Identify each line below containing the string "this" and copy it.

--- start of Given data ---

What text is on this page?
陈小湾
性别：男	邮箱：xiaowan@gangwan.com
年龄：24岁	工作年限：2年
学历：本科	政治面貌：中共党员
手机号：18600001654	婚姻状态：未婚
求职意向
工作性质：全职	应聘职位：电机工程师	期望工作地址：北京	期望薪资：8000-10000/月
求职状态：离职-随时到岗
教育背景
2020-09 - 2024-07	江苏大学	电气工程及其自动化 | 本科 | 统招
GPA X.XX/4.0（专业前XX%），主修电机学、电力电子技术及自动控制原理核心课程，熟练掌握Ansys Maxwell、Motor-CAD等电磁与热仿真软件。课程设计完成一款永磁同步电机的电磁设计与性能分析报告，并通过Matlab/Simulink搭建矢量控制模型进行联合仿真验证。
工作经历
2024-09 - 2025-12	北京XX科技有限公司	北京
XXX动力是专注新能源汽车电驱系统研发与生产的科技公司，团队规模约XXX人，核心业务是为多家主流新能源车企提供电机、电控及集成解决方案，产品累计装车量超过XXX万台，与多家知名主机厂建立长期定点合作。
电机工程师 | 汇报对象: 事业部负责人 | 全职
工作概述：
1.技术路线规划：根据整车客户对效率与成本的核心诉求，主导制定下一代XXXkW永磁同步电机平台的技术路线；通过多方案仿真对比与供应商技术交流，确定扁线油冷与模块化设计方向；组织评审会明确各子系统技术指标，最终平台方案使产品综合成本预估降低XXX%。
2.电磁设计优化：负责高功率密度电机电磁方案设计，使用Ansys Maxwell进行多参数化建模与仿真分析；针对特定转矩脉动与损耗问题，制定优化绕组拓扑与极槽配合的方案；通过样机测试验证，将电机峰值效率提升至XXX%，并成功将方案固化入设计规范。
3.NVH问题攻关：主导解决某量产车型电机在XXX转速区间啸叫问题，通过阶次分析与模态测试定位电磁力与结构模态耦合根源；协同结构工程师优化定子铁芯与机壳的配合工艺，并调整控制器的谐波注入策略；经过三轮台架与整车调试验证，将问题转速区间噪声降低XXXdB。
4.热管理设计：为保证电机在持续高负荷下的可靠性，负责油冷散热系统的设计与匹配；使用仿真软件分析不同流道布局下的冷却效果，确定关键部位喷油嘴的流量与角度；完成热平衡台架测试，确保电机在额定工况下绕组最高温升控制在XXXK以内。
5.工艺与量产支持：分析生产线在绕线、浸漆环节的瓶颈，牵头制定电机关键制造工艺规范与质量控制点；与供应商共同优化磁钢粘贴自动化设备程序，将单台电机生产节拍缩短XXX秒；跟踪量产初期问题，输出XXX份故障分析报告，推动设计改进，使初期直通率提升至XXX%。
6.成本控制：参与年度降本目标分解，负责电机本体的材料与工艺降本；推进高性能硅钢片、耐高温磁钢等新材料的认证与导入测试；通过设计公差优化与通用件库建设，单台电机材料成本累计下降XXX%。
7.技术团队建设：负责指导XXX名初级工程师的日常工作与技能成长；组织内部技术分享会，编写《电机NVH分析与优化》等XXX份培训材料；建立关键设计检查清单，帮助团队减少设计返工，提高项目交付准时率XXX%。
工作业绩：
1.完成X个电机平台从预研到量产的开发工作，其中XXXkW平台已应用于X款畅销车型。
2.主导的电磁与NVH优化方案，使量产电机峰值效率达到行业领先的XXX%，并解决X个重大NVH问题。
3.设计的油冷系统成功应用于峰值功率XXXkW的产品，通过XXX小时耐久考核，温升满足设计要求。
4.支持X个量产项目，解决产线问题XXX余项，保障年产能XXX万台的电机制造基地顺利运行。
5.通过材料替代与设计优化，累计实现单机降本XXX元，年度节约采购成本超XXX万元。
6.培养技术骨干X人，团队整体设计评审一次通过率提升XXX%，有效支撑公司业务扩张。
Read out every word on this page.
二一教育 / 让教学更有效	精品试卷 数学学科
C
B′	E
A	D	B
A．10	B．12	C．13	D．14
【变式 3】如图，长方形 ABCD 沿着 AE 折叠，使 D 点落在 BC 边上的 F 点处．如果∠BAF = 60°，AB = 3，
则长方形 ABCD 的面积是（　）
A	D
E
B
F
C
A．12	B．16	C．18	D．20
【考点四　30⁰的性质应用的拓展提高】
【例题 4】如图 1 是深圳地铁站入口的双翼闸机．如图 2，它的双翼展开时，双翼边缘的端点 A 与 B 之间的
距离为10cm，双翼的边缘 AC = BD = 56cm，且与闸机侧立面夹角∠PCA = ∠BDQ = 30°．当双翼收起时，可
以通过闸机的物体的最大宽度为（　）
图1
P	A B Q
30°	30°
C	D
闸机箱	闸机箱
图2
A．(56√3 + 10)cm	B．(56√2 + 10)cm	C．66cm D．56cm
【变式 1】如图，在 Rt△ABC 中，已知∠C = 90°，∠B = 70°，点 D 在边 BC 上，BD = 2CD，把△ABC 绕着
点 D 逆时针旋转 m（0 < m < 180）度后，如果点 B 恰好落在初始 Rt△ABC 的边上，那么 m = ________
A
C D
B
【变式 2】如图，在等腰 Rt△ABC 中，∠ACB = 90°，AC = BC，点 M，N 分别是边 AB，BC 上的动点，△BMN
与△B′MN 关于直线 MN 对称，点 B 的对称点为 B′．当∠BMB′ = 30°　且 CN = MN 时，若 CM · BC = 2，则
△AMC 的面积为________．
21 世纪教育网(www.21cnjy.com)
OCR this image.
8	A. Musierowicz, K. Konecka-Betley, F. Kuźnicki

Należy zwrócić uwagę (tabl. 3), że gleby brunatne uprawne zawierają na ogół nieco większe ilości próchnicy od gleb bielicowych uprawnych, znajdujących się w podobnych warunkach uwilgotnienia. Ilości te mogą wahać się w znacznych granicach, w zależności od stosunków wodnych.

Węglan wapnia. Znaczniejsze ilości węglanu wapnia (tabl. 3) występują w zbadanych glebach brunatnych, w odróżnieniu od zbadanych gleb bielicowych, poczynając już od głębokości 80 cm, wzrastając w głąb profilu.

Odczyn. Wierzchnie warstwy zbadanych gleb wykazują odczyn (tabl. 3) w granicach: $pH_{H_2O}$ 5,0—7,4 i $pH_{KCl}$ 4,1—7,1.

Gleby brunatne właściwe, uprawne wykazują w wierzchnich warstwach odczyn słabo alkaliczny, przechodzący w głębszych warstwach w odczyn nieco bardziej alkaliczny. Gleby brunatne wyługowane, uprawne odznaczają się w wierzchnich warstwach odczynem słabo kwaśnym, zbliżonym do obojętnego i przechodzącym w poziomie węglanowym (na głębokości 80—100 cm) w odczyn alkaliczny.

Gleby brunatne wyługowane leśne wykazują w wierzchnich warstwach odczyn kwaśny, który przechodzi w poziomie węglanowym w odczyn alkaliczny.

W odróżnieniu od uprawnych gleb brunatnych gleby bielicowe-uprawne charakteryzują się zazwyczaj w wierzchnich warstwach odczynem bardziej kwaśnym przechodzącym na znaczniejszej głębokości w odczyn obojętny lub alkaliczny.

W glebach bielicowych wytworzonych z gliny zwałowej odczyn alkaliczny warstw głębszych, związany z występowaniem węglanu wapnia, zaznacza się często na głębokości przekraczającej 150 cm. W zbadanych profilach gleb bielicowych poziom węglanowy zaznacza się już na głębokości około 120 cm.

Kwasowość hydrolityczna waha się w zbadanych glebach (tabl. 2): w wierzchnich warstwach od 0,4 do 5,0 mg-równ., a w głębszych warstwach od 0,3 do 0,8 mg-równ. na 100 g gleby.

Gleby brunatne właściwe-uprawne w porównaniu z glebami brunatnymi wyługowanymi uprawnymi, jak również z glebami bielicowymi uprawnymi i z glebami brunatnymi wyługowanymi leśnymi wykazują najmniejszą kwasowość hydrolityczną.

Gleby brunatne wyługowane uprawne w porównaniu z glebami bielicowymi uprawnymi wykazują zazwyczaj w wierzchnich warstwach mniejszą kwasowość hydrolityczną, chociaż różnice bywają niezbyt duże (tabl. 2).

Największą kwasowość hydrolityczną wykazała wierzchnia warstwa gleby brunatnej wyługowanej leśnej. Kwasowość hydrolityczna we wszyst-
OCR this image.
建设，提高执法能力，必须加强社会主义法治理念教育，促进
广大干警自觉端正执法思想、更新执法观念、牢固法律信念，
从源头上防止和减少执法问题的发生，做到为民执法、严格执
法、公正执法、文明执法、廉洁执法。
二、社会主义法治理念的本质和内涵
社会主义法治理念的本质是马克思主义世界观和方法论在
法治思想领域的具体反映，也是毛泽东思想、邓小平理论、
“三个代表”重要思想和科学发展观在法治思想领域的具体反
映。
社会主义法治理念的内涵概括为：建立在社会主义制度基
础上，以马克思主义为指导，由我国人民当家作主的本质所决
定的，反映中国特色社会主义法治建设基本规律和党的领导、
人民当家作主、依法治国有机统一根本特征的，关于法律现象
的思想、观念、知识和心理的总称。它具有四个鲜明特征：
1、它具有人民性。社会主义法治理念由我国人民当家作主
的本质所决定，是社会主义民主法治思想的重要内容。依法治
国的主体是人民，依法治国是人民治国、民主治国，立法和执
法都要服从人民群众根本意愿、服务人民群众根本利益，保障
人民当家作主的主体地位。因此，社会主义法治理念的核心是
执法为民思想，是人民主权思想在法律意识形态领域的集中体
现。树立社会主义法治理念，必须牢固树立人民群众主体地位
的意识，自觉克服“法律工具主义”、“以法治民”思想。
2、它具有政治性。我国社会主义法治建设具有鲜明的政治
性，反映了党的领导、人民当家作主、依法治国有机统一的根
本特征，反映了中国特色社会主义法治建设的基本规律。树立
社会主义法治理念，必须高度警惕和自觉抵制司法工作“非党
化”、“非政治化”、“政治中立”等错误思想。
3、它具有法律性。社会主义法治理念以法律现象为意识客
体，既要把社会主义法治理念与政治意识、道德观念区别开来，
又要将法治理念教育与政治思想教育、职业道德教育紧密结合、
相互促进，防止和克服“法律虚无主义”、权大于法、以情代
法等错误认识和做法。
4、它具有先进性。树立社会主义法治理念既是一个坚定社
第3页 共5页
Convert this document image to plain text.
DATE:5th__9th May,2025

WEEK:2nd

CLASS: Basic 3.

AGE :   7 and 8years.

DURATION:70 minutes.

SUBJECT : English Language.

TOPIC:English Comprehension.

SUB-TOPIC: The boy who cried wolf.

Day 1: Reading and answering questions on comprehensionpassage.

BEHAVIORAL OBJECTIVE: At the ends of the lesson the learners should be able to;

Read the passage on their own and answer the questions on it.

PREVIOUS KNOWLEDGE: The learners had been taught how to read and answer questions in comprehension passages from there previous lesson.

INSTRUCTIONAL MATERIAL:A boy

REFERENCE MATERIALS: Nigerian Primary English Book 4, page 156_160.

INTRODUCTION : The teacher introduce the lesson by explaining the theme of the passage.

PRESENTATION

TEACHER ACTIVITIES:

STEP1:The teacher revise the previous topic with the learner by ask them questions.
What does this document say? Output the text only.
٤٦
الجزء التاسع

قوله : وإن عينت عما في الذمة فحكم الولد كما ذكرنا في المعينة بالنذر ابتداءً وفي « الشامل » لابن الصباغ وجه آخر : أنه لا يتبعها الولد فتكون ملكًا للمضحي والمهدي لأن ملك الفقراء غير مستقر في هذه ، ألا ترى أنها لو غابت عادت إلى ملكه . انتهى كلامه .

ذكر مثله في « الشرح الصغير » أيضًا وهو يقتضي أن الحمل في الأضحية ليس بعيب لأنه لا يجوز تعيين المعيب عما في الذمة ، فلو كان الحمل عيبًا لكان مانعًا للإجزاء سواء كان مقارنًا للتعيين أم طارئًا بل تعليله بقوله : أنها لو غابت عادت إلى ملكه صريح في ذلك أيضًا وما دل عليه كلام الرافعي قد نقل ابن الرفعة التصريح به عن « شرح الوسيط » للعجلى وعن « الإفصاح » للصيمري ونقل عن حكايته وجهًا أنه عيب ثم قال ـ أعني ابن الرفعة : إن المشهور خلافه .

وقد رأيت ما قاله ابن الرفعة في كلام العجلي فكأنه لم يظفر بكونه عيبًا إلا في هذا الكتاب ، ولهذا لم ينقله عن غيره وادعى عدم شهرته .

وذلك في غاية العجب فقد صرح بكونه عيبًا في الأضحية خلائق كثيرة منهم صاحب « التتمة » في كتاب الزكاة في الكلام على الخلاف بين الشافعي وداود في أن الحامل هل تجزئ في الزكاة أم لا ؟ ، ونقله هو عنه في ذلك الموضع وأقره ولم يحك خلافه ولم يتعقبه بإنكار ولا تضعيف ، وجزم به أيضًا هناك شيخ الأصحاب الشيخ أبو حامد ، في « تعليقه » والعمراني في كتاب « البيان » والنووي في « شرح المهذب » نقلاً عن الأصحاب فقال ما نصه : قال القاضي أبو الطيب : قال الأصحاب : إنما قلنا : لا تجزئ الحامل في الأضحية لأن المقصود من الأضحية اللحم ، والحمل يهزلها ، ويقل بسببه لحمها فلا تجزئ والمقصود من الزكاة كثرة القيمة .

--- end of Given data ---

= The output =
What text is on this page?
Read out every word on this page.
OCR this image.
OCR this image.
Convert this document image to plain text.
What does this document say? Output the text only.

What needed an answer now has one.